§ Exercise objective
Format each line of the records below as a JSON list of strings, one string per line, with blank lines dropped. Leave the pictures out of the answer.
═══ Provided entries ═══
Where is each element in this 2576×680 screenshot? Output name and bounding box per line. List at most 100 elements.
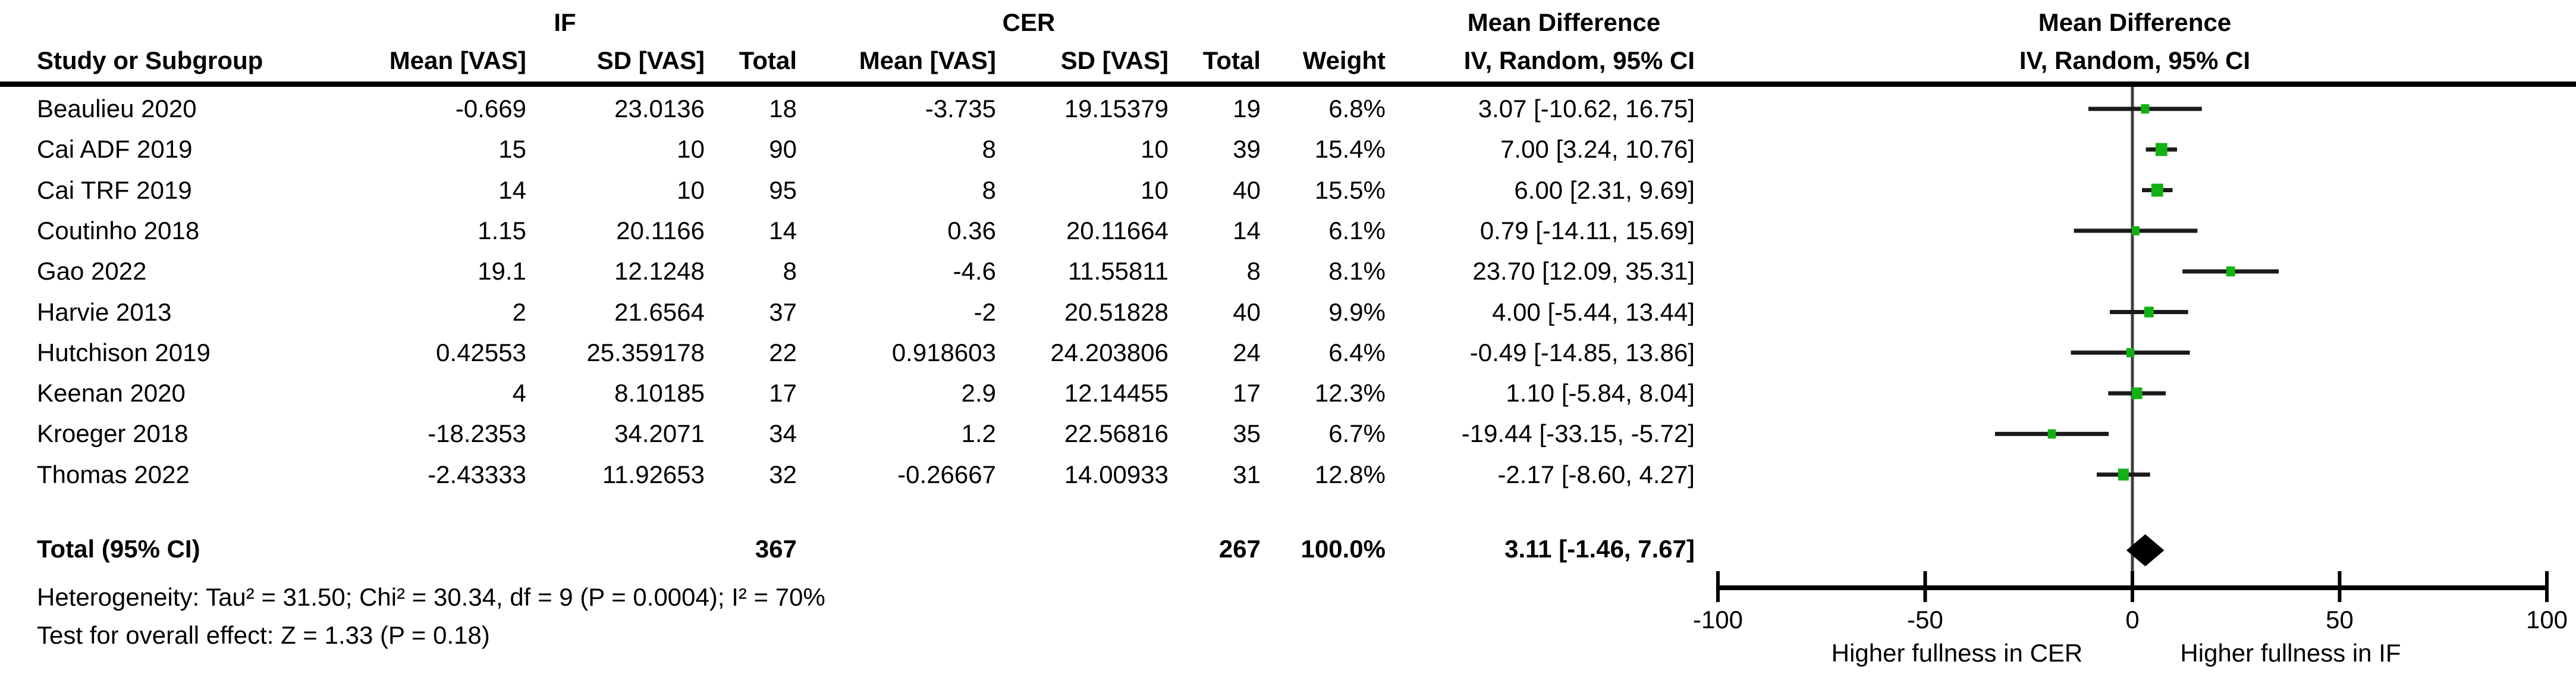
cell-weight: 6.1%: [1328, 216, 1386, 245]
cell-cer-total: 40: [1233, 297, 1261, 326]
cell-cer-sd: 19.15379: [1064, 95, 1168, 123]
total-row-label: Total (95% CI): [37, 535, 200, 563]
axis-caption-left: Higher fullness in CER: [1831, 639, 2083, 667]
effect-marker: [2131, 387, 2143, 399]
cell-if-total: 18: [769, 95, 797, 123]
cell-cer-total: 17: [1233, 379, 1261, 408]
table-row: Harvie 2013 2 21.6564 37 -2 20.51828 40 9.9% 4.0…: [0, 293, 1707, 332]
cell-if-sd: 12.1248: [614, 257, 705, 286]
cell-if-mean: 4: [512, 379, 526, 408]
cell-cer-mean: -0.26667: [897, 460, 996, 488]
cell-study: Hutchison 2019: [37, 338, 211, 366]
cell-if-sd: 20.1166: [616, 216, 705, 245]
cell-cer-sd: 22.56816: [1064, 419, 1168, 448]
cell-if-mean: 15: [498, 135, 526, 164]
cell-if-total: 37: [769, 297, 797, 326]
cell-weight: 12.3%: [1314, 379, 1386, 408]
effect-marker: [2131, 226, 2140, 236]
cell-study: Kroeger 2018: [37, 419, 189, 448]
cell-study: Gao 2022: [37, 257, 147, 286]
effect-marker: [2141, 104, 2150, 114]
overall-effect-note: Test for overall effect: Z = 1.33 (P = 0…: [37, 621, 490, 649]
cell-if-sd: 11.92653: [602, 460, 705, 488]
cell-cer-mean: -3.735: [925, 95, 996, 123]
cell-cer-total: 19: [1233, 95, 1261, 123]
cell-weight: 9.9%: [1328, 297, 1386, 326]
cell-cer-mean: 0.36: [947, 216, 996, 245]
cell-if-total: 90: [769, 135, 797, 164]
table-row: Cai ADF 2019 15 10 90 8 10 39 15.4% 7.00 [3.24, …: [0, 130, 1707, 169]
col-header-if-sd: SD [VAS]: [596, 46, 705, 74]
col-header-weight: Weight: [1302, 46, 1386, 74]
cell-ci-text: -19.44 [-33.15, -5.72]: [1461, 419, 1695, 448]
effect-marker: [2118, 468, 2129, 481]
cell-if-sd: 34.2071: [614, 419, 705, 448]
total-weight: 100.0%: [1300, 535, 1386, 563]
total-ci-text: 3.11 [-1.46, 7.67]: [1504, 535, 1695, 563]
table-row: Gao 2022 19.1 12.1248 8 -4.6 11.55811 8 8.1% 23.…: [0, 252, 1707, 291]
cell-cer-mean: -4.6: [953, 257, 996, 286]
cell-ci-text: -2.17 [-8.60, 4.27]: [1497, 460, 1695, 488]
cell-cer-total: 8: [1246, 257, 1261, 286]
table-row: Beaulieu 2020 -0.669 23.0136 18 -3.735 19.153…: [0, 89, 1707, 129]
table-row: Thomas 2022 -2.43333 11.92653 32 -0.26667 14.…: [0, 455, 1707, 494]
cell-if-total: 95: [769, 176, 797, 204]
cell-if-mean: 14: [498, 176, 526, 204]
cell-weight: 6.8%: [1328, 95, 1386, 123]
cell-if-mean: -0.669: [455, 95, 526, 123]
cell-study: Cai TRF 2019: [37, 176, 192, 204]
cell-cer-mean: 2.9: [961, 379, 996, 408]
cell-ci-text: -0.49 [-14.85, 13.86]: [1469, 338, 1695, 366]
cell-cer-total: 31: [1233, 460, 1261, 488]
col-header-cer-mean: Mean [VAS]: [859, 46, 996, 74]
table-row: Hutchison 2019 0.42553 25.359178 22 0.918603…: [0, 333, 1707, 372]
cell-cer-sd: 14.00933: [1064, 460, 1168, 488]
table-row: Coutinho 2018 1.15 20.1166 14 0.36 20.11664 14…: [0, 211, 1707, 250]
cell-cer-sd: 20.11664: [1066, 216, 1168, 245]
cell-study: Thomas 2022: [37, 460, 190, 488]
cell-if-sd: 8.10185: [614, 379, 705, 408]
cell-weight: 15.5%: [1314, 176, 1386, 204]
cell-cer-mean: 1.2: [961, 419, 996, 448]
group-header-if: IF: [554, 8, 576, 36]
cell-study: Harvie 2013: [37, 297, 172, 326]
group-header-mean-difference-text: Mean Difference: [1467, 8, 1661, 36]
cell-cer-total: 24: [1233, 338, 1261, 366]
cell-if-total: 8: [783, 257, 797, 286]
x-tick-label: 100: [2525, 606, 2568, 634]
cell-ci-text: 4.00 [-5.44, 13.44]: [1492, 297, 1695, 326]
effect-marker: [2047, 429, 2056, 439]
effect-marker: [2144, 306, 2154, 318]
cell-study: Keenan 2020: [37, 379, 186, 408]
cell-cer-total: 14: [1233, 216, 1261, 245]
plot-header-iv-random: IV, Random, 95% CI: [2019, 46, 2251, 74]
cell-if-total: 34: [769, 419, 797, 448]
cell-cer-sd: 10: [1141, 176, 1168, 204]
effect-marker: [2126, 348, 2135, 358]
axis-caption-right: Higher fullness in IF: [2180, 639, 2401, 667]
cell-cer-sd: 20.51828: [1064, 297, 1168, 326]
total-if-n: 367: [755, 535, 797, 563]
cell-if-mean: 2: [512, 297, 526, 326]
col-header-iv-random: IV, Random, 95% CI: [1463, 46, 1695, 74]
cell-cer-sd: 10: [1141, 135, 1168, 164]
cell-if-sd: 21.6564: [614, 297, 705, 326]
cell-if-mean: -18.2353: [428, 419, 526, 448]
cell-if-total: 17: [769, 379, 797, 408]
cell-cer-total: 35: [1233, 419, 1261, 448]
cell-if-sd: 10: [677, 176, 705, 204]
cell-cer-total: 40: [1233, 176, 1261, 204]
effect-marker: [2151, 183, 2163, 197]
cell-cer-sd: 12.14455: [1064, 379, 1168, 408]
x-tick-label: 50: [2326, 606, 2354, 634]
effect-marker: [2155, 143, 2167, 156]
cell-weight: 15.4%: [1314, 135, 1386, 164]
effect-marker: [2226, 266, 2235, 277]
cell-ci-text: 6.00 [2.31, 9.69]: [1514, 176, 1695, 204]
x-tick-label: 0: [2125, 606, 2140, 634]
total-diamond: [2126, 534, 2165, 566]
cell-if-sd: 25.359178: [586, 338, 705, 366]
cell-if-total: 32: [769, 460, 797, 488]
cell-cer-mean: -2: [973, 297, 996, 326]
═══
§ Written answer
[
  "Where is each element in this 2576×680 screenshot? Output name and bounding box per line. List at most 100 elements.",
  "cell-weight: 6.1%: [1328, 216, 1386, 245]",
  "cell-cer-total: 40: [1233, 297, 1261, 326]",
  "cell-cer-sd: 19.15379: [1064, 95, 1168, 123]",
  "total-row-label: Total (95% CI): [37, 535, 200, 563]",
  "axis-caption-left: Higher fullness in CER: [1831, 639, 2083, 667]",
  "effect-marker: [2131, 387, 2143, 399]",
  "cell-if-total: 18: [769, 95, 797, 123]",
  "cell-cer-total: 17: [1233, 379, 1261, 408]",
  "table-row: Harvie 2013 2 21.6564 37 -2 20.51828 40 9.9% 4.0…: [0, 293, 1707, 332]",
  "cell-if-sd: 12.1248: [614, 257, 705, 286]",
  "cell-if-mean: 4: [512, 379, 526, 408]",
  "cell-cer-mean: -0.26667: [897, 460, 996, 488]",
  "cell-study: Hutchison 2019: [37, 338, 211, 366]",
  "cell-if-sd: 20.1166: [616, 216, 705, 245]",
  "cell-cer-sd: 22.56816: [1064, 419, 1168, 448]",
  "cell-if-mean: 15: [498, 135, 526, 164]",
  "cell-if-total: 37: [769, 297, 797, 326]",
  "cell-weight: 12.3%: [1314, 379, 1386, 408]",
  "effect-marker: [2131, 226, 2140, 236]",
  "cell-study: Kroeger 2018: [37, 419, 189, 448]",
  "cell-study: Gao 2022: [37, 257, 147, 286]",
  "effect-marker: [2141, 104, 2150, 114]",
  "overall-effect-note: Test for overall effect: Z = 1.33 (P = 0…: [37, 621, 490, 649]",
  "cell-if-sd: 11.92653: [602, 460, 705, 488]",
  "cell-cer-mean: -3.735: [925, 95, 996, 123]",
  "cell-cer-total: 19: [1233, 95, 1261, 123]",
  "cell-weight: 9.9%: [1328, 297, 1386, 326]",
  "cell-cer-mean: 0.36: [947, 216, 996, 245]",
  "cell-if-total: 90: [769, 135, 797, 164]",
  "table-row: Cai ADF 2019 15 10 90 8 10 39 15.4% 7.00 [3.24, …: [0, 130, 1707, 169]",
  "col-header-if-sd: SD [VAS]: [596, 46, 705, 74]",
  "col-header-weight: Weight: [1302, 46, 1386, 74]",
  "cell-ci-text: -19.44 [-33.15, -5.72]: [1461, 419, 1695, 448]",
  "effect-marker: [2118, 468, 2129, 481]",
  "cell-if-sd: 34.2071: [614, 419, 705, 448]",
  "total-weight: 100.0%: [1300, 535, 1386, 563]",
  "total-ci-text: 3.11 [-1.46, 7.67]: [1504, 535, 1695, 563]",
  "table-row: Gao 2022 19.1 12.1248 8 -4.6 11.55811 8 8.1% 23.…: [0, 252, 1707, 291]",
  "cell-cer-mean: -4.6: [953, 257, 996, 286]",
  "cell-ci-text: -2.17 [-8.60, 4.27]: [1497, 460, 1695, 488]",
  "cell-cer-total: 8: [1246, 257, 1261, 286]",
  "table-row: Beaulieu 2020 -0.669 23.0136 18 -3.735 19.153…: [0, 89, 1707, 129]",
  "table-row: Thomas 2022 -2.43333 11.92653 32 -0.26667 14.…: [0, 455, 1707, 494]",
  "cell-if-total: 95: [769, 176, 797, 204]",
  "cell-if-mean: 14: [498, 176, 526, 204]",
  "cell-weight: 6.8%: [1328, 95, 1386, 123]",
  "cell-if-mean: -0.669: [455, 95, 526, 123]",
  "cell-study: Cai TRF 2019: [37, 176, 192, 204]",
  "cell-cer-mean: 2.9: [961, 379, 996, 408]",
  "cell-ci-text: -0.49 [-14.85, 13.86]: [1469, 338, 1695, 366]",
  "cell-cer-total: 31: [1233, 460, 1261, 488]",
  "col-header-cer-mean: Mean [VAS]: [859, 46, 996, 74]",
  "table-row: Hutchison 2019 0.42553 25.359178 22 0.918603…: [0, 333, 1707, 372]",
  "cell-cer-sd: 14.00933: [1064, 460, 1168, 488]",
  "table-row: Coutinho 2018 1.15 20.1166 14 0.36 20.11664 14…: [0, 211, 1707, 250]",
  "cell-cer-sd: 20.11664: [1066, 216, 1168, 245]",
  "cell-study: Thomas 2022: [37, 460, 190, 488]",
  "cell-if-sd: 8.10185: [614, 379, 705, 408]",
  "cell-weight: 15.5%: [1314, 176, 1386, 204]",
  "cell-cer-mean: 1.2: [961, 419, 996, 448]",
  "group-header-if: IF: [554, 8, 576, 36]",
  "cell-study: Harvie 2013: [37, 297, 172, 326]",
  "group-header-mean-difference-text: Mean Difference: [1467, 8, 1661, 36]",
  "cell-cer-total: 24: [1233, 338, 1261, 366]",
  "cell-if-total: 8: [783, 257, 797, 286]",
  "x-tick-label: 100: [2525, 606, 2568, 634]",
  "cell-ci-text: 4.00 [-5.44, 13.44]: [1492, 297, 1695, 326]",
  "effect-marker: [2047, 429, 2056, 439]",
  "effect-marker: [2144, 306, 2154, 318]",
  "cell-study: Keenan 2020: [37, 379, 186, 408]",
  "cell-cer-total: 14: [1233, 216, 1261, 245]",
  "plot-header-iv-random: IV, Random, 95% CI: [2019, 46, 2251, 74]",
  "cell-if-total: 34: [769, 419, 797, 448]",
  "cell-cer-sd: 10: [1141, 176, 1168, 204]",
  "effect-marker: [2126, 348, 2135, 358]",
  "axis-caption-right: Higher fullness in IF: [2180, 639, 2401, 667]",
  "cell-cer-sd: 20.51828: [1064, 297, 1168, 326]",
  "total-if-n: 367: [755, 535, 797, 563]",
  "cell-if-mean: 2: [512, 297, 526, 326]",
  "col-header-iv-random: IV, Random, 95% CI: [1463, 46, 1695, 74]",
  "cell-cer-sd: 10: [1141, 135, 1168, 164]",
  "cell-if-sd: 21.6564: [614, 297, 705, 326]",
  "cell-if-mean: -18.2353: [428, 419, 526, 448]",
  "cell-if-total: 17: [769, 379, 797, 408]",
  "cell-cer-total: 35: [1233, 419, 1261, 448]",
  "cell-if-sd: 10: [677, 176, 705, 204]",
  "cell-cer-total: 40: [1233, 176, 1261, 204]",
  "effect-marker: [2151, 183, 2163, 197]",
  "cell-cer-sd: 12.14455: [1064, 379, 1168, 408]",
  "x-tick-label: 50: [2326, 606, 2354, 634]",
  "effect-marker: [2155, 143, 2167, 156]",
  "cell-weight: 15.4%: [1314, 135, 1386, 164]",
  "effect-marker: [2226, 266, 2235, 277]",
  "cell-ci-text: 6.00 [2.31, 9.69]: [1514, 176, 1695, 204]",
  "x-tick-label: 0: [2125, 606, 2140, 634]",
  "total-diamond: [2126, 534, 2165, 566]",
  "cell-if-sd: 25.359178: [586, 338, 705, 366]",
  "cell-if-total: 32: [769, 460, 797, 488]",
  "cell-cer-mean: -2: [973, 297, 996, 326]"
]